* GOAL:
Convert the lines of each of the following entries into a Markdown table with the columns "No." and "Line", numbering the rows and skipping blank lines. Leave out the pictures.

* DATA EXCERPTS:
================

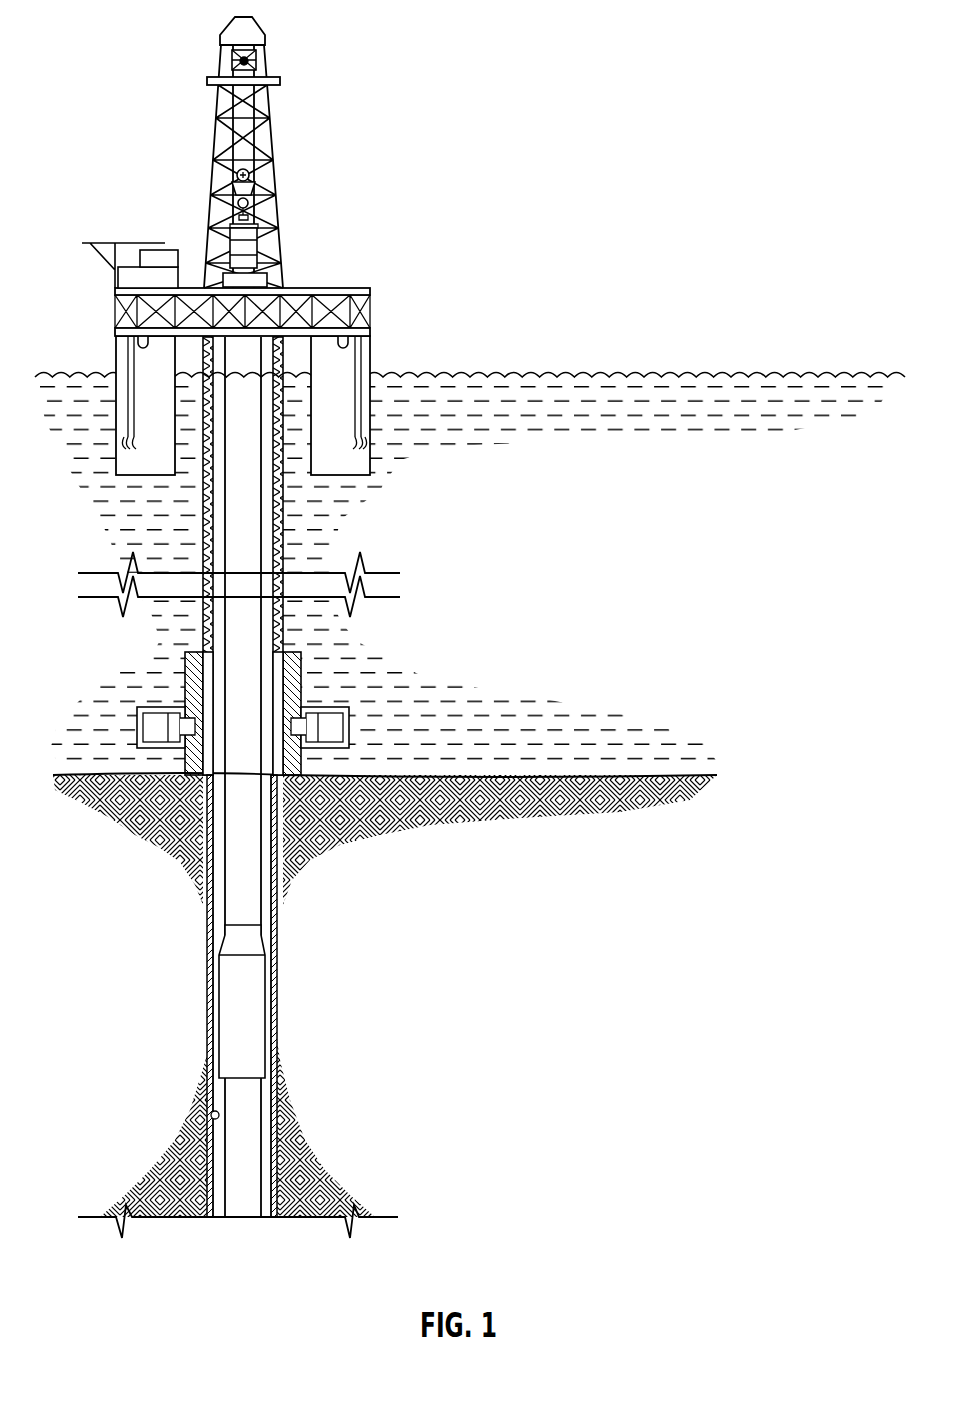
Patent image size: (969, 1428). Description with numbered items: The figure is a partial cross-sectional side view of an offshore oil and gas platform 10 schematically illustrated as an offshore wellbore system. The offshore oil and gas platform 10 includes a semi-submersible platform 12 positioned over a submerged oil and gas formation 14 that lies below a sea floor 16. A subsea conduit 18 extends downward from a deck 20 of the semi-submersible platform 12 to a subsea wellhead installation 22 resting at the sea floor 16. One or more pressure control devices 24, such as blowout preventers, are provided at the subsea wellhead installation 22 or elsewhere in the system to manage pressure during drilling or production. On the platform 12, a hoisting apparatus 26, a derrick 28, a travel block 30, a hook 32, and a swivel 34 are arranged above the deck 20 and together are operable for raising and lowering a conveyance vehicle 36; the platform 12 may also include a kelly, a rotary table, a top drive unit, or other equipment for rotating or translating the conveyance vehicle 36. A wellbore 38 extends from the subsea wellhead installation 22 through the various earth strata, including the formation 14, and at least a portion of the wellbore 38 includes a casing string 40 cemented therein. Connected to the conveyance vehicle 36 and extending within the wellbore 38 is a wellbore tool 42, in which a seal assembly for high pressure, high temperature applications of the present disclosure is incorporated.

The offshore oil and gas platform 10 is at (376, 147).
The semi-submersible platform 12 is at (247, 176).
The oil and gas formation 14 is at (515, 978).
The sea floor 16 is at (717, 775).
The subsea conduit 18 is at (285, 500).
The deck 20 is at (372, 327).
The subsea wellhead installation 22 is at (186, 673).
The pressure control device 24 is at (350, 726).
The hoisting apparatus 26 is at (262, 272).
The derrick 28 is at (220, 57).
The travel block 30 is at (237, 176).
The hook 32 is at (234, 189).
The swivel 34 is at (258, 230).
The conveyance vehicle 36 is at (208, 906).
The wellbore 38 is at (211, 1113).
The casing string 40 is at (280, 1006).
The wellbore tool 42 is at (224, 982).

================

* FINISHED TASK:
| No. | Line |
|---|---|
| 1 | Patent image size: (969, 1428). Description with numbered items: The figure is a partial cross-sectional side view of an offshore oil and gas platform 10 schematically illustrated as an offshore wellbore system. The offshore oil and gas platform 10 includes a semi-submersible platform 12 positioned over a submerged oil and gas formation 14 that lies below a sea floor 16. A subsea conduit 18 extends downward from a deck 20 of the semi-submersible platform 12 to a subsea wellhead installation 22 resting at the sea floor 16. One or more pressure control devices 24, such as blowout preventers, are provided at the subsea wellhead installation 22 or elsewhere in the system to manage pressure during drilling or production. On the platform 12, a hoisting apparatus 26, a derrick 28, a travel block 30, a hook 32, and a swivel 34 are arranged above the deck 20 and together are operable for raising and lowering a conveyance vehicle 36; the platform 12 may also include a kelly, a rotary table, a top drive unit, or other equipment for rotating or translating the conveyance vehicle 36. A wellbore 38 extends from the subsea wellhead installation 22 through the various earth strata, including the formation 14, and at least a portion of the wellbore 38 includes a casing string 40 cemented therein. Connected to the conveyance vehicle 36 and extending within the wellbore 38 is a wellbore tool 42, in which a seal assembly for high pressure, high temperature applications of the present disclosure is incorporated. |
| 2 | The offshore oil and gas platform 10 is at (376, 147). |
| 3 | The semi-submersible platform 12 is at (247, 176). |
| 4 | The oil and gas formation 14 is at (515, 978). |
| 5 | The sea floor 16 is at (717, 775). |
| 6 | The subsea conduit 18 is at (285, 500). |
| 7 | The deck 20 is at (372, 327). |
| 8 | The subsea wellhead installation 22 is at (186, 673). |
| 9 | The pressure control device 24 is at (350, 726). |
| 10 | The hoisting apparatus 26 is at (262, 272). |
| 11 | The derrick 28 is at (220, 57). |
| 12 | The travel block 30 is at (237, 176). |
| 13 | The hook 32 is at (234, 189). |
| 14 | The swivel 34 is at (258, 230). |
| 15 | The conveyance vehicle 36 is at (208, 906). |
| 16 | The wellbore 38 is at (211, 1113). |
| 17 | The casing string 40 is at (280, 1006). |
| 18 | The wellbore tool 42 is at (224, 982). |